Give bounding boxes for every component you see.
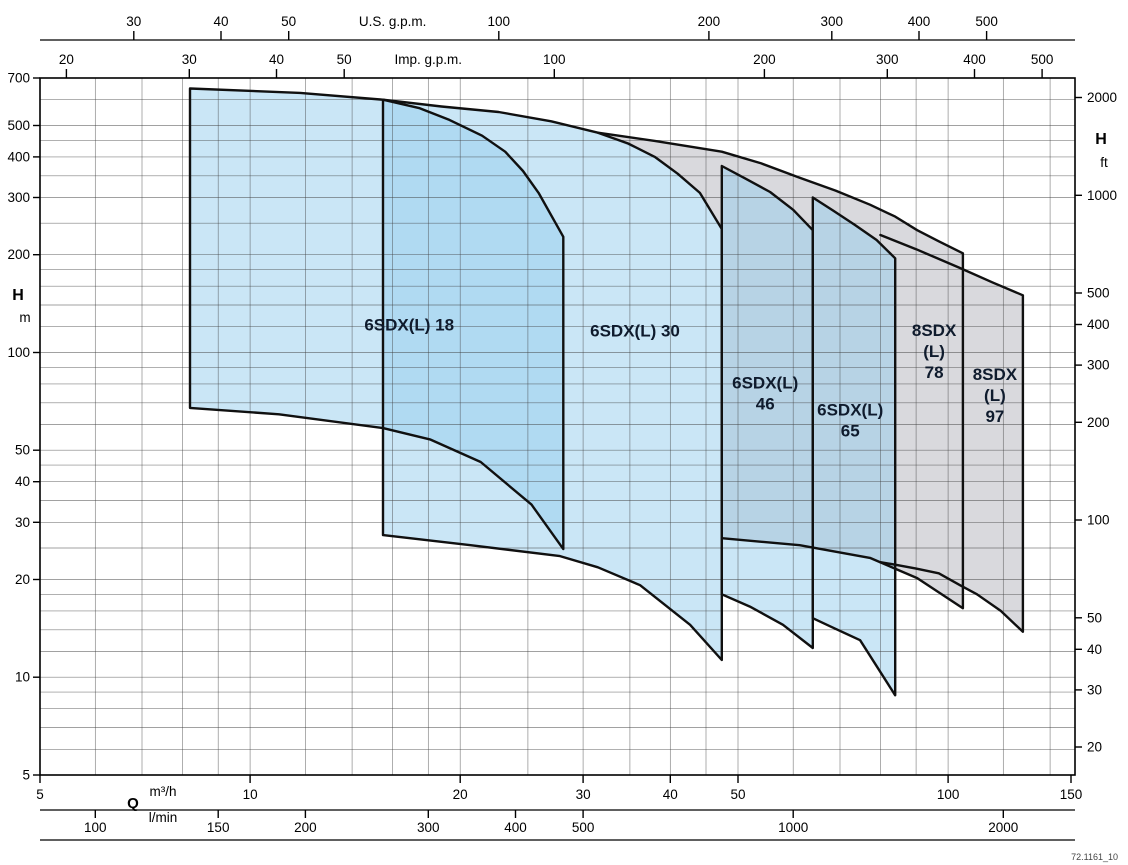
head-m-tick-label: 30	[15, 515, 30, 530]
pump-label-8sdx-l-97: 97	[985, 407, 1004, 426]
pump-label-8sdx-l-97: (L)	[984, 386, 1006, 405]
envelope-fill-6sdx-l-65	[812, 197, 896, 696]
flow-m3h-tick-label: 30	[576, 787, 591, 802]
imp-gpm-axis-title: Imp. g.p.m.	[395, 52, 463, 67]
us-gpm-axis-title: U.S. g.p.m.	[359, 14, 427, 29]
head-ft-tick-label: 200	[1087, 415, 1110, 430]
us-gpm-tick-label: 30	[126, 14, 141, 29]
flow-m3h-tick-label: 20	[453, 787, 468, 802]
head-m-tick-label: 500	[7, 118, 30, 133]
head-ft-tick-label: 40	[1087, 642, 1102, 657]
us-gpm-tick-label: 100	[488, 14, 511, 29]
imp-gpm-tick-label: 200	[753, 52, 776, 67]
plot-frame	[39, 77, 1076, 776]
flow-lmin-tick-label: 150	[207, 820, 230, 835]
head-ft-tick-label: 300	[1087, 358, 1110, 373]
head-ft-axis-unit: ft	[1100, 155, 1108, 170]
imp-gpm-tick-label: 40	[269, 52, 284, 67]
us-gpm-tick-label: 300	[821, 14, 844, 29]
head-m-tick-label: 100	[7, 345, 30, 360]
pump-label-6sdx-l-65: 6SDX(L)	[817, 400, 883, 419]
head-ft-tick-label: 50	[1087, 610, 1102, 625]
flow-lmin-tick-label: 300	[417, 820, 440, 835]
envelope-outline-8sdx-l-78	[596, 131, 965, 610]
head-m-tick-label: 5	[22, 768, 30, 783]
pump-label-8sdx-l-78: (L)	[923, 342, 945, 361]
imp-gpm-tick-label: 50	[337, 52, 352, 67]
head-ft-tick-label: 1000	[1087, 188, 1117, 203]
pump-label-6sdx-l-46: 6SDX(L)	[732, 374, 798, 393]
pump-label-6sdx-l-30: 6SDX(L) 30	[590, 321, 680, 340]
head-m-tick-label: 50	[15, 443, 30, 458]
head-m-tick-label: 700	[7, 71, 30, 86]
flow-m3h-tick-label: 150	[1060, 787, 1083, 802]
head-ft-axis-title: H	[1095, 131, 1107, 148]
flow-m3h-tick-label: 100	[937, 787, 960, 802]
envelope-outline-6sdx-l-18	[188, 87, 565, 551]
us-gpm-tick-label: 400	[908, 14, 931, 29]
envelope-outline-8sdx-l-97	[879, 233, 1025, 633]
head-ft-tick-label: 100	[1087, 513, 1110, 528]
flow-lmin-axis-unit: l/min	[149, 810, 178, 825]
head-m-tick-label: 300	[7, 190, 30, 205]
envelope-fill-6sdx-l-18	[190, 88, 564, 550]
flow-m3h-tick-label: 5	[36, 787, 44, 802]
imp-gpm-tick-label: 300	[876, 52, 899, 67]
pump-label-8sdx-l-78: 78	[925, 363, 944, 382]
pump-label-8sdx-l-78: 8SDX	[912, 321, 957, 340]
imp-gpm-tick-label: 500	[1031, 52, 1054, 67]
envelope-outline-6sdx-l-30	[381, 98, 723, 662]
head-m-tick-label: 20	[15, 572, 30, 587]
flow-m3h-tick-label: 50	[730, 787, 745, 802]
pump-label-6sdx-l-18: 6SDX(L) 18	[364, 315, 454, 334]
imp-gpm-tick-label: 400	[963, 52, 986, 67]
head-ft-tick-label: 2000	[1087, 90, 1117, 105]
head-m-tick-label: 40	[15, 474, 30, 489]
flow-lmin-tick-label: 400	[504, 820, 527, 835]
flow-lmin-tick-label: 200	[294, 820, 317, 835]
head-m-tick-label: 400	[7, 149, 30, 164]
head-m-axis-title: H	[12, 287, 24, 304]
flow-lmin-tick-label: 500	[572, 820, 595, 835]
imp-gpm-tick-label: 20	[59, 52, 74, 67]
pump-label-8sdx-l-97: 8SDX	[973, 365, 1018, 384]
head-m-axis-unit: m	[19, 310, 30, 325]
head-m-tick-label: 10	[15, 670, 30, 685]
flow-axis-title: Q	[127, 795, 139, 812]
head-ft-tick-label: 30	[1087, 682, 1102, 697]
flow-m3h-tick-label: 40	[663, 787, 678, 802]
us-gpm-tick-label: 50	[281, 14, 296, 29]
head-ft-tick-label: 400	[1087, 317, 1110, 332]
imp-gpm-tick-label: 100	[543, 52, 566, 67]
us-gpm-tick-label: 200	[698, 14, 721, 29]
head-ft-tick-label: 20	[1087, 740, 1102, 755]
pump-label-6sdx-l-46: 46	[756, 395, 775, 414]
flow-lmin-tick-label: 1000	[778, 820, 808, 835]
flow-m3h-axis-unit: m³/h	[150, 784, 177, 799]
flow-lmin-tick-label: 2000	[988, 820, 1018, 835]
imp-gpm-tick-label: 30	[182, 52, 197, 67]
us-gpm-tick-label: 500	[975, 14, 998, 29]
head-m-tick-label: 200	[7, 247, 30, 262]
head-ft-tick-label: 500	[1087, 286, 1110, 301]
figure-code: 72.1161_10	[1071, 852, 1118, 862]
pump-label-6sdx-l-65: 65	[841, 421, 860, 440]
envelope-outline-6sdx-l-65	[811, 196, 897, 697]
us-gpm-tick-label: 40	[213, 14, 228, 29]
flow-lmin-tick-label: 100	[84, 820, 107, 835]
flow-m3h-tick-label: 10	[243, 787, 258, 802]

---+---

* The request
Repeat the entries above word for word, starting at the line that contains "515, 30, 530]" and ending at the line that contains "787, 1083, 802]", including both of those lines.

* Response to this exercise
head-m-tick-label: 30	[15, 515, 30, 530]
pump-label-8sdx-l-97: 97	[985, 407, 1004, 426]
pump-label-8sdx-l-97: (L)	[984, 386, 1006, 405]
envelope-fill-6sdx-l-65	[812, 197, 896, 696]
flow-m3h-tick-label: 30	[576, 787, 591, 802]
imp-gpm-axis-title: Imp. g.p.m.	[395, 52, 463, 67]
us-gpm-axis-title: U.S. g.p.m.	[359, 14, 427, 29]
head-ft-tick-label: 200	[1087, 415, 1110, 430]
us-gpm-tick-label: 30	[126, 14, 141, 29]
flow-m3h-tick-label: 20	[453, 787, 468, 802]
head-m-tick-label: 500	[7, 118, 30, 133]
head-ft-tick-label: 40	[1087, 642, 1102, 657]
us-gpm-tick-label: 100	[488, 14, 511, 29]
imp-gpm-tick-label: 200	[753, 52, 776, 67]
plot-frame	[39, 77, 1076, 776]
flow-lmin-tick-label: 150	[207, 820, 230, 835]
head-ft-tick-label: 300	[1087, 358, 1110, 373]
head-ft-axis-unit: ft	[1100, 155, 1108, 170]
imp-gpm-tick-label: 40	[269, 52, 284, 67]
us-gpm-tick-label: 300	[821, 14, 844, 29]
head-m-tick-label: 100	[7, 345, 30, 360]
pump-label-6sdx-l-65: 6SDX(L)	[817, 400, 883, 419]
head-ft-tick-label: 50	[1087, 610, 1102, 625]
flow-lmin-tick-label: 300	[417, 820, 440, 835]
envelope-outline-8sdx-l-78	[596, 131, 965, 610]
head-m-tick-label: 5	[22, 768, 30, 783]
pump-label-8sdx-l-78: (L)	[923, 342, 945, 361]
imp-gpm-tick-label: 50	[337, 52, 352, 67]
head-ft-tick-label: 1000	[1087, 188, 1117, 203]
pump-label-6sdx-l-46: 6SDX(L)	[732, 374, 798, 393]
pump-label-6sdx-l-30: 6SDX(L) 30	[590, 321, 680, 340]
head-m-tick-label: 50	[15, 443, 30, 458]
head-m-tick-label: 700	[7, 71, 30, 86]
flow-m3h-tick-label: 150	[1060, 787, 1083, 802]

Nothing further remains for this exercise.